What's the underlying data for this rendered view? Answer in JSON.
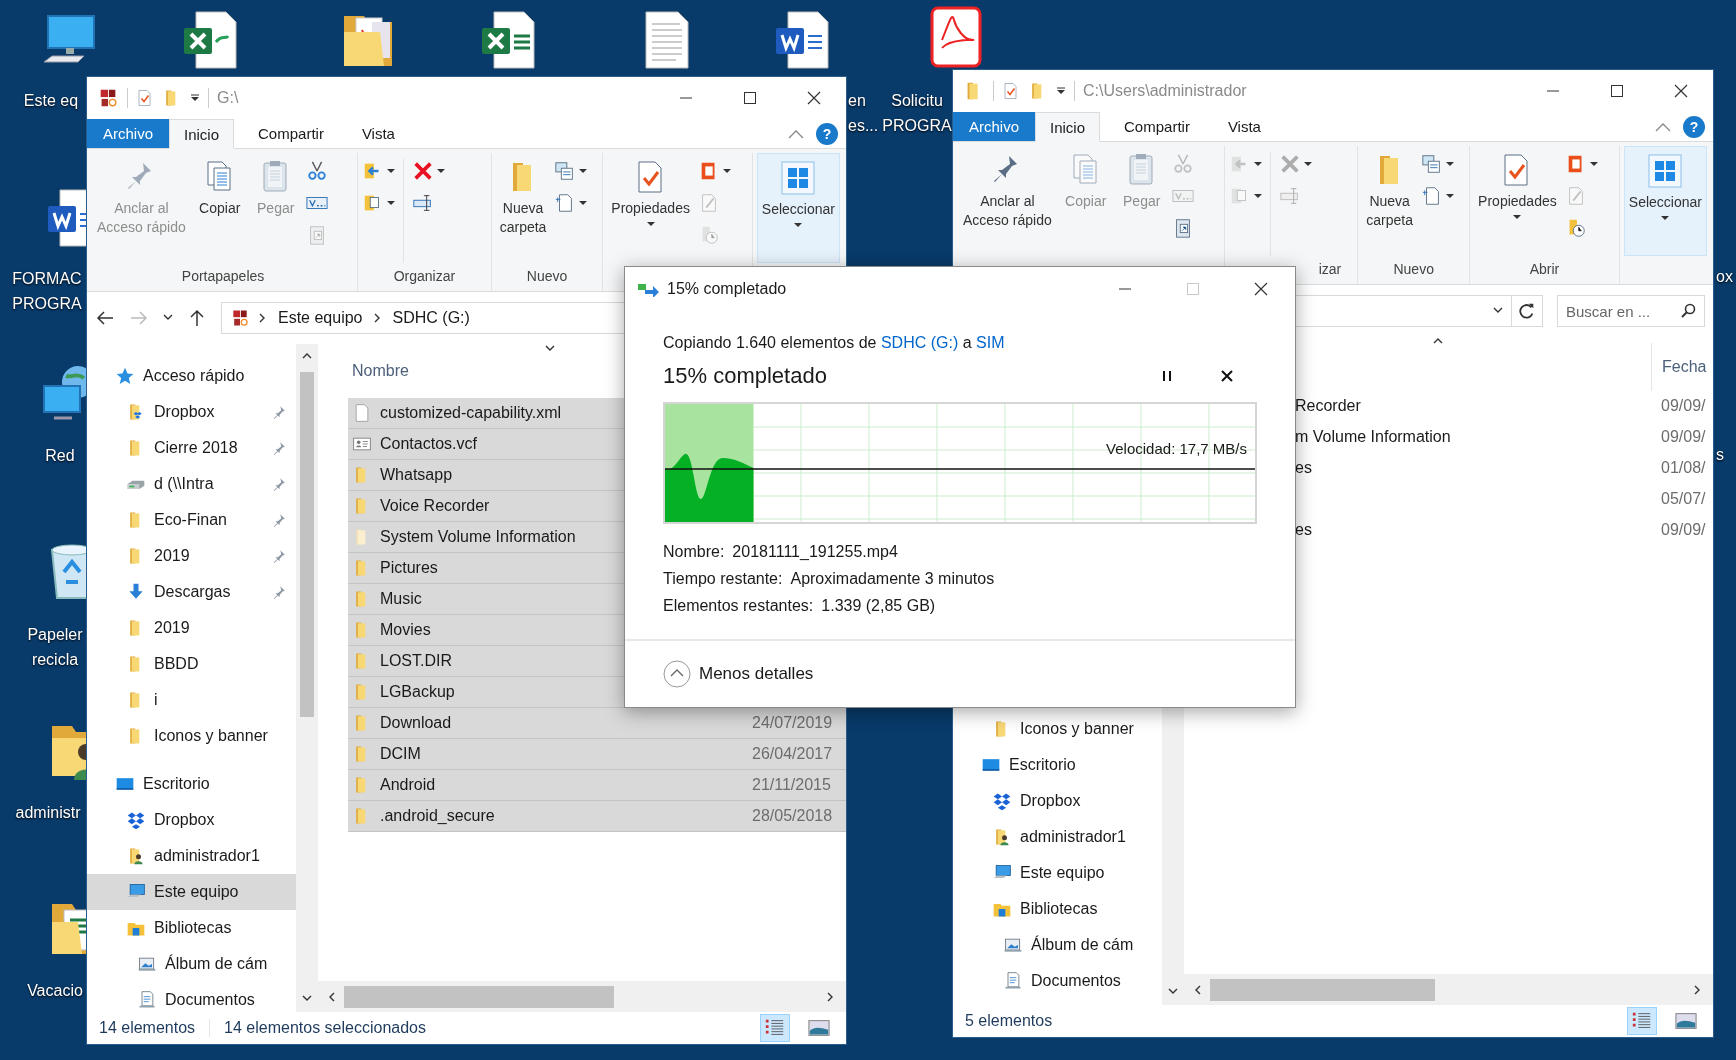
{
  "desktop": {
    "icons": [
      {
        "kind": "computer",
        "label": [
          "Este eq"
        ]
      },
      {
        "kind": "word",
        "label": [
          "FORMAC",
          "PROGRA"
        ]
      },
      {
        "kind": "network",
        "label": [
          "Red"
        ]
      },
      {
        "kind": "recycle-bin",
        "label": [
          "Papeler",
          "recicla"
        ]
      },
      {
        "kind": "user-folder",
        "label": [
          "administr"
        ]
      },
      {
        "kind": "sheet-folder",
        "label": [
          "Vacacio"
        ]
      },
      {
        "kind": "excel"
      },
      {
        "kind": "pdf-folder"
      },
      {
        "kind": "excel-table"
      },
      {
        "kind": "text-doc"
      },
      {
        "kind": "word",
        "label": [
          "en",
          "es..."
        ]
      },
      {
        "kind": "pdf",
        "label": [
          "Solicitu",
          "PROGRA"
        ]
      }
    ],
    "label_fragments": [
      "ox",
      "s"
    ]
  },
  "windows": [
    {
      "title": "G:\\",
      "help": "?",
      "tabs": [
        {
          "label": "Archivo",
          "kind": "file-menu",
          "selected": false
        },
        {
          "label": "Inicio",
          "selected": true
        },
        {
          "label": "Compartir",
          "selected": false
        },
        {
          "label": "Vista",
          "selected": false
        }
      ],
      "ribbon": [
        {
          "label": "Portapapeles",
          "buttons": [
            {
              "label": "Anclar al\nAcceso rápido",
              "disabled": true,
              "dropdown": false
            },
            {
              "label": "Copiar",
              "disabled": false,
              "dropdown": false
            },
            {
              "label": "Pegar",
              "disabled": true,
              "dropdown": false
            }
          ],
          "tools": [
            [
              {
                "disabled": false
              },
              {
                "disabled": false
              },
              {
                "disabled": true
              }
            ]
          ]
        },
        {
          "label": "Organizar",
          "tools": [
            [
              {
                "disabled": false
              },
              {
                "disabled": false
              }
            ],
            [
              {
                "disabled": false
              },
              {
                "disabled": false
              }
            ]
          ]
        },
        {
          "label": "Nuevo",
          "buttons": [
            {
              "label": "Nueva\ncarpeta",
              "disabled": false,
              "dropdown": false
            }
          ],
          "tools": [
            [
              {
                "disabled": false
              },
              {
                "disabled": false
              }
            ]
          ]
        },
        {
          "buttons": [
            {
              "label": "Propiedades",
              "disabled": false,
              "dropdown": true
            }
          ],
          "tools": [
            [
              {
                "disabled": false
              },
              {
                "disabled": true
              },
              {
                "disabled": true
              }
            ]
          ]
        },
        {
          "buttons": [
            {
              "label": "Seleccionar",
              "disabled": false,
              "dropdown": true,
              "hovered": true
            }
          ]
        }
      ],
      "address": {
        "crumbs": [
          "Este equipo",
          "SDHC (G:)"
        ]
      },
      "nav": [
        {
          "label": "Acceso rápido",
          "kind": "star",
          "selected": false,
          "children": [
            {
              "label": "Dropbox",
              "kind": "dropbox-folder",
              "pinned": true,
              "selected": false
            },
            {
              "label": "Cierre 2018",
              "kind": "folder",
              "pinned": true,
              "selected": false
            },
            {
              "label": "d (\\\\Intra",
              "kind": "drive",
              "pinned": true,
              "selected": false
            },
            {
              "label": "Eco-Finan",
              "kind": "folder",
              "pinned": true,
              "selected": false
            },
            {
              "label": "2019",
              "kind": "folder",
              "pinned": true,
              "selected": false
            },
            {
              "label": "Descargas",
              "kind": "download",
              "pinned": true,
              "selected": false
            },
            {
              "label": "2019",
              "kind": "folder",
              "pinned": false,
              "selected": false
            },
            {
              "label": "BBDD",
              "kind": "folder",
              "pinned": false,
              "selected": false
            },
            {
              "label": "i",
              "kind": "folder",
              "pinned": false,
              "selected": false
            },
            {
              "label": "Iconos y banner",
              "kind": "folder",
              "pinned": false,
              "selected": false
            }
          ]
        },
        {
          "label": "Escritorio",
          "kind": "desktop",
          "selected": false,
          "children": [
            {
              "label": "Dropbox",
              "kind": "dropbox",
              "selected": false
            },
            {
              "label": "administrador1",
              "kind": "user-folder",
              "selected": false
            },
            {
              "label": "Este equipo",
              "kind": "computer",
              "selected": true
            },
            {
              "label": "Bibliotecas",
              "kind": "library",
              "selected": false,
              "children": [
                {
                  "label": "Álbum de cám",
                  "kind": "picture-library",
                  "selected": false
                },
                {
                  "label": "Documentos",
                  "kind": "document-library",
                  "selected": false
                }
              ]
            }
          ]
        }
      ],
      "files": {
        "columns": [
          {
            "kind": "name",
            "label": "Nombre"
          }
        ],
        "rows": [
          {
            "kind": "file",
            "name": "customized-capability.xml",
            "selected": true
          },
          {
            "kind": "contact",
            "name": "Contactos.vcf",
            "selected": true
          },
          {
            "kind": "folder",
            "name": "Whatsapp",
            "selected": true
          },
          {
            "kind": "folder",
            "name": "Voice Recorder",
            "selected": true
          },
          {
            "kind": "hidden-folder",
            "name": "System Volume Information",
            "selected": true
          },
          {
            "kind": "folder",
            "name": "Pictures",
            "selected": true
          },
          {
            "kind": "folder",
            "name": "Music",
            "selected": true
          },
          {
            "kind": "folder",
            "name": "Movies",
            "selected": true
          },
          {
            "kind": "folder",
            "name": "LOST.DIR",
            "selected": true
          },
          {
            "kind": "folder",
            "name": "LGBackup",
            "selected": true
          },
          {
            "kind": "folder",
            "name": "Download",
            "date": "24/07/2019",
            "selected": true
          },
          {
            "kind": "folder",
            "name": "DCIM",
            "date": "26/04/2017",
            "selected": true
          },
          {
            "kind": "folder",
            "name": "Android",
            "date": "21/11/2015",
            "selected": true
          },
          {
            "kind": "folder",
            "name": ".android_secure",
            "date": "28/05/2018",
            "selected": true
          }
        ]
      },
      "status": [
        "14 elementos",
        "14 elementos seleccionados"
      ],
      "views": [
        {
          "selected": true
        },
        {
          "selected": false
        }
      ]
    },
    {
      "title": "C:\\Users\\administrador",
      "help": "?",
      "tabs": [
        {
          "label": "Archivo",
          "kind": "file-menu",
          "selected": false
        },
        {
          "label": "Inicio",
          "selected": true
        },
        {
          "label": "Compartir",
          "selected": false
        },
        {
          "label": "Vista",
          "selected": false
        }
      ],
      "ribbon": [
        {
          "buttons": [
            {
              "label": "Anclar al\nAcceso rápido",
              "disabled": false,
              "dropdown": false
            },
            {
              "label": "Copiar",
              "disabled": true,
              "dropdown": false
            },
            {
              "label": "Pegar",
              "disabled": true,
              "dropdown": false
            }
          ],
          "tools": [
            [
              {
                "disabled": true
              },
              {
                "disabled": true
              },
              {
                "disabled": false
              }
            ]
          ]
        },
        {
          "label": "izar",
          "tools": [
            [
              {
                "disabled": true
              },
              {
                "disabled": true
              }
            ],
            [
              {
                "disabled": true
              },
              {
                "disabled": true
              }
            ]
          ]
        },
        {
          "label": "Nuevo",
          "buttons": [
            {
              "label": "Nueva\ncarpeta",
              "disabled": false,
              "dropdown": false
            }
          ],
          "tools": [
            [
              {
                "disabled": false
              },
              {
                "disabled": false
              }
            ]
          ]
        },
        {
          "label": "Abrir",
          "buttons": [
            {
              "label": "Propiedades",
              "disabled": false,
              "dropdown": true
            }
          ],
          "tools": [
            [
              {
                "disabled": false
              },
              {
                "disabled": true
              },
              {
                "disabled": false
              }
            ]
          ]
        },
        {
          "buttons": [
            {
              "label": "Seleccionar",
              "disabled": false,
              "dropdown": true,
              "hovered": true
            }
          ]
        }
      ],
      "address": {
        "search": {
          "placeholder": "Buscar en ..."
        }
      },
      "nav": [
        {
          "children": [
            {
              "label": "Iconos y banner",
              "kind": "folder",
              "pinned": false,
              "selected": false
            }
          ]
        },
        {
          "label": "Escritorio",
          "kind": "desktop",
          "selected": false,
          "children": [
            {
              "label": "Dropbox",
              "kind": "dropbox",
              "selected": false
            },
            {
              "label": "administrador1",
              "kind": "user-folder",
              "selected": false
            },
            {
              "label": "Este equipo",
              "kind": "computer",
              "selected": false
            },
            {
              "label": "Bibliotecas",
              "kind": "library",
              "selected": false,
              "children": [
                {
                  "label": "Álbum de cám",
                  "kind": "picture-library",
                  "selected": false
                },
                {
                  "label": "Documentos",
                  "kind": "document-library",
                  "selected": false
                }
              ]
            }
          ]
        }
      ],
      "files": {
        "columns": [
          {
            "kind": "date",
            "label": "Fecha"
          }
        ],
        "rows": [
          {
            "name": "Recorder",
            "date": "09/09/",
            "selected": false
          },
          {
            "name": "m Volume Information",
            "date": "09/09/",
            "selected": false
          },
          {
            "name": "es",
            "date": "01/08/",
            "selected": false
          },
          {
            "date": "05/07/",
            "selected": false
          },
          {
            "name": "es",
            "date": "09/09/",
            "selected": false
          }
        ]
      },
      "status": [
        "5 elementos"
      ],
      "views": [
        {
          "selected": true
        },
        {
          "selected": false
        }
      ]
    }
  ],
  "dialog": {
    "title": "15% completado",
    "summary": [
      {
        "kind": "text",
        "text": "Copiando 1.640 elementos de "
      },
      {
        "kind": "link",
        "text": "SDHC (G:)"
      },
      {
        "kind": "text",
        "text": " a "
      },
      {
        "kind": "link",
        "text": "SIM"
      }
    ],
    "heading": "15% completado",
    "progress": {
      "level": 0.15,
      "speed": "Velocidad: 17,7 MB/s"
    },
    "details": [
      {
        "label": "Nombre:",
        "value": "20181111_191255.mp4"
      },
      {
        "label": "Tiempo restante:",
        "value": "Aproximadamente 3 minutos"
      },
      {
        "label": "Elementos restantes:",
        "value": "1.339 (2,85 GB)"
      }
    ],
    "toggle": "Menos detalles"
  }
}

• _WHAT THE EXERCISE ASKS_
Look through the entries and find each line that has the string "Este". Copy those lines.

• _RESPONSE TO THIS EXERCISE_
          "Este eq"
          "Este equipo",
              "label": "Este equipo",
              "label": "Este equipo",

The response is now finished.